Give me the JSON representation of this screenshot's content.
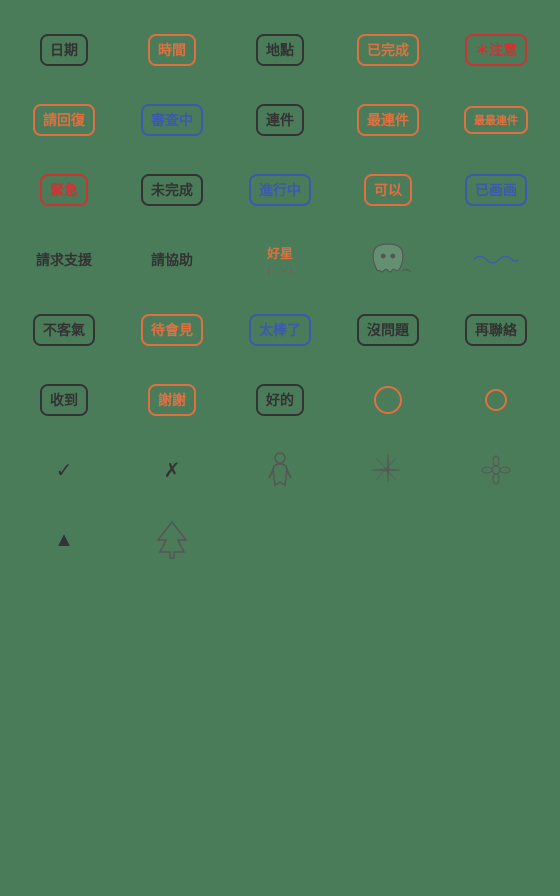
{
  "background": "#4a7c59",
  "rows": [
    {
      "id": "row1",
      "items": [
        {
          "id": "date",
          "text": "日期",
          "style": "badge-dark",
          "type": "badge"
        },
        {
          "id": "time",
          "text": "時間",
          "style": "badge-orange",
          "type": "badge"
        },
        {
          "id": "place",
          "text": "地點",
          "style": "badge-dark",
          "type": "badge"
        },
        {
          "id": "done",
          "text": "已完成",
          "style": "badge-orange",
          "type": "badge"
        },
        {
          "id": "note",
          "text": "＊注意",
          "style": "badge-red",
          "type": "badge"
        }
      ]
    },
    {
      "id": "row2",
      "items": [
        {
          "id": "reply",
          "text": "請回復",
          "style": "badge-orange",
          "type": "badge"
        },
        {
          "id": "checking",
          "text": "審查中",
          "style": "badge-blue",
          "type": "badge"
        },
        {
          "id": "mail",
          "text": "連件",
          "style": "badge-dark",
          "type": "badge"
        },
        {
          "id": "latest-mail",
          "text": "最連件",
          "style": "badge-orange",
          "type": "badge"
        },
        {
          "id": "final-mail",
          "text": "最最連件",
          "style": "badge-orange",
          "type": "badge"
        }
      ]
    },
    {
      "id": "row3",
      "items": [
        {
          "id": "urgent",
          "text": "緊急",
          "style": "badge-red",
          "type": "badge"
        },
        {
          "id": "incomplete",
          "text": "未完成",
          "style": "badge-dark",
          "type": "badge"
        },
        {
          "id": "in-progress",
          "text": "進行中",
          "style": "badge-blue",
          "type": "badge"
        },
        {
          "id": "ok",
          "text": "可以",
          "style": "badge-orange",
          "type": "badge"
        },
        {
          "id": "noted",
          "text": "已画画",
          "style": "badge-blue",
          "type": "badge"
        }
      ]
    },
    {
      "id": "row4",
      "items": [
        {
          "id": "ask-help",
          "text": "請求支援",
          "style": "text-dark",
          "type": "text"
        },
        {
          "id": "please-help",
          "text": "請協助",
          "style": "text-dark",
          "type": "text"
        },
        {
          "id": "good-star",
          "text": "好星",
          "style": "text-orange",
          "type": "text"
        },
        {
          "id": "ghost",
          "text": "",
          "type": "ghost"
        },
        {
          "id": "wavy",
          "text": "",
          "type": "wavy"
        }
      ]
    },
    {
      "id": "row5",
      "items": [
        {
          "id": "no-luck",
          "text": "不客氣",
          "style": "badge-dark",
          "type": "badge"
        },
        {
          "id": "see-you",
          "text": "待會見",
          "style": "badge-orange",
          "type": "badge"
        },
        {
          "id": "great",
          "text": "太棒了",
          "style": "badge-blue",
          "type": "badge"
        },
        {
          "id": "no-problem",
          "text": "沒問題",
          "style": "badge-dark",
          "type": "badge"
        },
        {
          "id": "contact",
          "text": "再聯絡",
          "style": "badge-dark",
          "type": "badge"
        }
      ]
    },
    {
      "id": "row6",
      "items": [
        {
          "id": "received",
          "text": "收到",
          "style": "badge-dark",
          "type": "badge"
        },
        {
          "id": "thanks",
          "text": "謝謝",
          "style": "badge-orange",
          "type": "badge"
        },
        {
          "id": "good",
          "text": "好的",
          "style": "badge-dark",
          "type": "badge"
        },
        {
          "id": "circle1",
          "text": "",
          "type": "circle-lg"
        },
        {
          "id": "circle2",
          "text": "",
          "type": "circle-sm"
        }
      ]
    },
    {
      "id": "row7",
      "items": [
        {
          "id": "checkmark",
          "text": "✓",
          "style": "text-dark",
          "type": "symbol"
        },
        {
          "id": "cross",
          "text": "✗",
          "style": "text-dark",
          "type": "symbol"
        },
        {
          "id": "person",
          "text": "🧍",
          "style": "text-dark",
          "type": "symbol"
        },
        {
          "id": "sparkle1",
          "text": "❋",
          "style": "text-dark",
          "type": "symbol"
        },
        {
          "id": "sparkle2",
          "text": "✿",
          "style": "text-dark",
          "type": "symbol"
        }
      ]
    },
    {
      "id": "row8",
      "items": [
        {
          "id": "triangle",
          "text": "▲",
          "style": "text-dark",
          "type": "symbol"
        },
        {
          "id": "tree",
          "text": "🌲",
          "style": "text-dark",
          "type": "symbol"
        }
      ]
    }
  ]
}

▸ **WHAT IS NEEDED**
Output every entry verbatim. Pictures do not belong in the copy.

▸ **RESPONSE**
Give me the JSON representation of this screenshot's content.
{
  "background": "#4a7c59",
  "rows": [
    {
      "id": "row1",
      "items": [
        {
          "id": "date",
          "text": "日期",
          "style": "badge-dark",
          "type": "badge"
        },
        {
          "id": "time",
          "text": "時間",
          "style": "badge-orange",
          "type": "badge"
        },
        {
          "id": "place",
          "text": "地點",
          "style": "badge-dark",
          "type": "badge"
        },
        {
          "id": "done",
          "text": "已完成",
          "style": "badge-orange",
          "type": "badge"
        },
        {
          "id": "note",
          "text": "＊注意",
          "style": "badge-red",
          "type": "badge"
        }
      ]
    },
    {
      "id": "row2",
      "items": [
        {
          "id": "reply",
          "text": "請回復",
          "style": "badge-orange",
          "type": "badge"
        },
        {
          "id": "checking",
          "text": "審查中",
          "style": "badge-blue",
          "type": "badge"
        },
        {
          "id": "mail",
          "text": "連件",
          "style": "badge-dark",
          "type": "badge"
        },
        {
          "id": "latest-mail",
          "text": "最連件",
          "style": "badge-orange",
          "type": "badge"
        },
        {
          "id": "final-mail",
          "text": "最最連件",
          "style": "badge-orange",
          "type": "badge"
        }
      ]
    },
    {
      "id": "row3",
      "items": [
        {
          "id": "urgent",
          "text": "緊急",
          "style": "badge-red",
          "type": "badge"
        },
        {
          "id": "incomplete",
          "text": "未完成",
          "style": "badge-dark",
          "type": "badge"
        },
        {
          "id": "in-progress",
          "text": "進行中",
          "style": "badge-blue",
          "type": "badge"
        },
        {
          "id": "ok",
          "text": "可以",
          "style": "badge-orange",
          "type": "badge"
        },
        {
          "id": "noted",
          "text": "已画画",
          "style": "badge-blue",
          "type": "badge"
        }
      ]
    },
    {
      "id": "row4",
      "items": [
        {
          "id": "ask-help",
          "text": "請求支援",
          "style": "text-dark",
          "type": "text"
        },
        {
          "id": "please-help",
          "text": "請協助",
          "style": "text-dark",
          "type": "text"
        },
        {
          "id": "good-star",
          "text": "好星",
          "style": "text-orange",
          "type": "text"
        },
        {
          "id": "ghost",
          "text": "",
          "type": "ghost"
        },
        {
          "id": "wavy",
          "text": "",
          "type": "wavy"
        }
      ]
    },
    {
      "id": "row5",
      "items": [
        {
          "id": "no-luck",
          "text": "不客氣",
          "style": "badge-dark",
          "type": "badge"
        },
        {
          "id": "see-you",
          "text": "待會見",
          "style": "badge-orange",
          "type": "badge"
        },
        {
          "id": "great",
          "text": "太棒了",
          "style": "badge-blue",
          "type": "badge"
        },
        {
          "id": "no-problem",
          "text": "沒問題",
          "style": "badge-dark",
          "type": "badge"
        },
        {
          "id": "contact",
          "text": "再聯絡",
          "style": "badge-dark",
          "type": "badge"
        }
      ]
    },
    {
      "id": "row6",
      "items": [
        {
          "id": "received",
          "text": "收到",
          "style": "badge-dark",
          "type": "badge"
        },
        {
          "id": "thanks",
          "text": "謝謝",
          "style": "badge-orange",
          "type": "badge"
        },
        {
          "id": "good",
          "text": "好的",
          "style": "badge-dark",
          "type": "badge"
        },
        {
          "id": "circle1",
          "text": "",
          "type": "circle-lg"
        },
        {
          "id": "circle2",
          "text": "",
          "type": "circle-sm"
        }
      ]
    },
    {
      "id": "row7",
      "items": [
        {
          "id": "checkmark",
          "text": "✓",
          "style": "text-dark",
          "type": "symbol"
        },
        {
          "id": "cross",
          "text": "✗",
          "style": "text-dark",
          "type": "symbol"
        },
        {
          "id": "person",
          "text": "🧍",
          "style": "text-dark",
          "type": "symbol"
        },
        {
          "id": "sparkle1",
          "text": "❋",
          "style": "text-dark",
          "type": "symbol"
        },
        {
          "id": "sparkle2",
          "text": "✿",
          "style": "text-dark",
          "type": "symbol"
        }
      ]
    },
    {
      "id": "row8",
      "items": [
        {
          "id": "triangle",
          "text": "▲",
          "style": "text-dark",
          "type": "symbol"
        },
        {
          "id": "tree",
          "text": "🌲",
          "style": "text-dark",
          "type": "symbol"
        }
      ]
    }
  ]
}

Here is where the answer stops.